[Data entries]
"""

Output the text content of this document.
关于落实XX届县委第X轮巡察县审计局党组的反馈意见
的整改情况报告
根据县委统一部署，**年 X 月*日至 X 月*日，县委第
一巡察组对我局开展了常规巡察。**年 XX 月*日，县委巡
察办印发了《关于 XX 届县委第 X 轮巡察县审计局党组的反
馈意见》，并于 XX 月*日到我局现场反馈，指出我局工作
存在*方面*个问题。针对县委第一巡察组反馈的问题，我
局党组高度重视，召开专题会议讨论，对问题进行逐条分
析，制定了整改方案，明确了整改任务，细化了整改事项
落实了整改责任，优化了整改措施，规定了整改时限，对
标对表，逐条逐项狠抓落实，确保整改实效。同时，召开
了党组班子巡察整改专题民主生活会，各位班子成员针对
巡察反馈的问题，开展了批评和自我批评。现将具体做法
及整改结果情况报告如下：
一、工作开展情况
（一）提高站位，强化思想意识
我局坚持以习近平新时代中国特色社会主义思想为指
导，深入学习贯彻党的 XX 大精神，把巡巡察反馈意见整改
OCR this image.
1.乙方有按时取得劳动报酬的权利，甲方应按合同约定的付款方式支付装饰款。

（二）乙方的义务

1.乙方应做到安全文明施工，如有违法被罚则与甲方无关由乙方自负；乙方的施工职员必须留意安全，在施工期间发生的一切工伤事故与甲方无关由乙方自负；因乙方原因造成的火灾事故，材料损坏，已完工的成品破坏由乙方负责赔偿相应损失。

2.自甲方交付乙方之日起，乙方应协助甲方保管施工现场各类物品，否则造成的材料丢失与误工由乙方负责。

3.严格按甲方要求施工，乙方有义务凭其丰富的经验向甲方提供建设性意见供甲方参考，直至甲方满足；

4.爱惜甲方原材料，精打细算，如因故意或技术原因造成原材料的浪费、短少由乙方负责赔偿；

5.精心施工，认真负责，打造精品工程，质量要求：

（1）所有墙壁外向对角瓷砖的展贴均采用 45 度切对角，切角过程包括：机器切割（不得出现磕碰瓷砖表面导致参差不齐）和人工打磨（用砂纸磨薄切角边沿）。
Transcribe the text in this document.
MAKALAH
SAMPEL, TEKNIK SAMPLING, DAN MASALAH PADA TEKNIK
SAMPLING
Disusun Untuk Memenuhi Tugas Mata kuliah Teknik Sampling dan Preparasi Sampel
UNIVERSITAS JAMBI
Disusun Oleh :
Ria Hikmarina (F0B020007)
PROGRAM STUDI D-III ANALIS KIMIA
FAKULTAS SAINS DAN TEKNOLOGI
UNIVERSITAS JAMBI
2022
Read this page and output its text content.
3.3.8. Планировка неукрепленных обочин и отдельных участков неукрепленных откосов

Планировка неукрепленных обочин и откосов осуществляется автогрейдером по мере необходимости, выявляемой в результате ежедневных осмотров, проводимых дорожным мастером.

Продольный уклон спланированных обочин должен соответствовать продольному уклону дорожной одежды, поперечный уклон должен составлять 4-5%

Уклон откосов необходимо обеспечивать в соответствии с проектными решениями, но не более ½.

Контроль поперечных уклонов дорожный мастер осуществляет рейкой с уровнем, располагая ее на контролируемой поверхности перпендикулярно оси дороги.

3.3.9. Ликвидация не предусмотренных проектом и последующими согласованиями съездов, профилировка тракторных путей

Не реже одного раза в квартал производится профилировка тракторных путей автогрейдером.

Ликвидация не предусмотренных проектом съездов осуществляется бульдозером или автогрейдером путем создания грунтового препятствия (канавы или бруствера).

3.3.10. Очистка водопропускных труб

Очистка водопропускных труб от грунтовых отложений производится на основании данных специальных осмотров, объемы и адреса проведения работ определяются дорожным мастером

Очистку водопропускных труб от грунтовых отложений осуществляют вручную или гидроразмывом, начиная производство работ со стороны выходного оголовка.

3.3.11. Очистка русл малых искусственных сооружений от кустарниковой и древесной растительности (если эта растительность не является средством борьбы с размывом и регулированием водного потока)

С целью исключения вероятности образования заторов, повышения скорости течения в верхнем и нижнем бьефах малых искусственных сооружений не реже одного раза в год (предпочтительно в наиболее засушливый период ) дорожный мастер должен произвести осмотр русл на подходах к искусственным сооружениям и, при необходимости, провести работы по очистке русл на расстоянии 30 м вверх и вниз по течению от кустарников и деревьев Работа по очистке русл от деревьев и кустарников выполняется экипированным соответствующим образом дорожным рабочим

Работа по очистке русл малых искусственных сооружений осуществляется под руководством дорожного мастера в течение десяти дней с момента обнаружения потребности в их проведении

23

"""

Directive: Repeat the material in full, exactly as it stands.

Response below:
Output the text content of this document.
关于落实XX届县委第X轮巡察县审计局党组的反馈意见
的整改情况报告
根据县委统一部署，**年 X 月*日至 X 月*日，县委第
一巡察组对我局开展了常规巡察。**年 XX 月*日，县委巡
察办印发了《关于 XX 届县委第 X 轮巡察县审计局党组的反
馈意见》，并于 XX 月*日到我局现场反馈，指出我局工作
存在*方面*个问题。针对县委第一巡察组反馈的问题，我
局党组高度重视，召开专题会议讨论，对问题进行逐条分
析，制定了整改方案，明确了整改任务，细化了整改事项
落实了整改责任，优化了整改措施，规定了整改时限，对
标对表，逐条逐项狠抓落实，确保整改实效。同时，召开
了党组班子巡察整改专题民主生活会，各位班子成员针对
巡察反馈的问题，开展了批评和自我批评。现将具体做法
及整改结果情况报告如下：
一、工作开展情况
（一）提高站位，强化思想意识
我局坚持以习近平新时代中国特色社会主义思想为指
导，深入学习贯彻党的 XX 大精神，把巡巡察反馈意见整改
OCR this image.
1.乙方有按时取得劳动报酬的权利，甲方应按合同约定的付款方式支付装饰款。

（二）乙方的义务

1.乙方应做到安全文明施工，如有违法被罚则与甲方无关由乙方自负；乙方的施工职员必须留意安全，在施工期间发生的一切工伤事故与甲方无关由乙方自负；因乙方原因造成的火灾事故，材料损坏，已完工的成品破坏由乙方负责赔偿相应损失。

2.自甲方交付乙方之日起，乙方应协助甲方保管施工现场各类物品，否则造成的材料丢失与误工由乙方负责。

3.严格按甲方要求施工，乙方有义务凭其丰富的经验向甲方提供建设性意见供甲方参考，直至甲方满足；

4.爱惜甲方原材料，精打细算，如因故意或技术原因造成原材料的浪费、短少由乙方负责赔偿；

5.精心施工，认真负责，打造精品工程，质量要求：

（1）所有墙壁外向对角瓷砖的展贴均采用 45 度切对角，切角过程包括：机器切割（不得出现磕碰瓷砖表面导致参差不齐）和人工打磨（用砂纸磨薄切角边沿）。
Transcribe the text in this document.
MAKALAH
SAMPEL, TEKNIK SAMPLING, DAN MASALAH PADA TEKNIK
SAMPLING
Disusun Untuk Memenuhi Tugas Mata kuliah Teknik Sampling dan Preparasi Sampel
UNIVERSITAS JAMBI
Disusun Oleh :
Ria Hikmarina (F0B020007)
PROGRAM STUDI D-III ANALIS KIMIA
FAKULTAS SAINS DAN TEKNOLOGI
UNIVERSITAS JAMBI
2022
Read this page and output its text content.
3.3.8. Планировка неукрепленных обочин и отдельных участков неукрепленных откосов

Планировка неукрепленных обочин и откосов осуществляется автогрейдером по мере необходимости, выявляемой в результате ежедневных осмотров, проводимых дорожным мастером.

Продольный уклон спланированных обочин должен соответствовать продольному уклону дорожной одежды, поперечный уклон должен составлять 4-5%

Уклон откосов необходимо обеспечивать в соответствии с проектными решениями, но не более ½.

Контроль поперечных уклонов дорожный мастер осуществляет рейкой с уровнем, располагая ее на контролируемой поверхности перпендикулярно оси дороги.

3.3.9. Ликвидация не предусмотренных проектом и последующими согласованиями съездов, профилировка тракторных путей

Не реже одного раза в квартал производится профилировка тракторных путей автогрейдером.

Ликвидация не предусмотренных проектом съездов осуществляется бульдозером или автогрейдером путем создания грунтового препятствия (канавы или бруствера).

3.3.10. Очистка водопропускных труб

Очистка водопропускных труб от грунтовых отложений производится на основании данных специальных осмотров, объемы и адреса проведения работ определяются дорожным мастером

Очистку водопропускных труб от грунтовых отложений осуществляют вручную или гидроразмывом, начиная производство работ со стороны выходного оголовка.

3.3.11. Очистка русл малых искусственных сооружений от кустарниковой и древесной растительности (если эта растительность не является средством борьбы с размывом и регулированием водного потока)

С целью исключения вероятности образования заторов, повышения скорости течения в верхнем и нижнем бьефах малых искусственных сооружений не реже одного раза в год (предпочтительно в наиболее засушливый период ) дорожный мастер должен произвести осмотр русл на подходах к искусственным сооружениям и, при необходимости, провести работы по очистке русл на расстоянии 30 м вверх и вниз по течению от кустарников и деревьев Работа по очистке русл от деревьев и кустарников выполняется экипированным соответствующим образом дорожным рабочим

Работа по очистке русл малых искусственных сооружений осуществляется под руководством дорожного мастера в течение десяти дней с момента обнаружения потребности в их проведении

23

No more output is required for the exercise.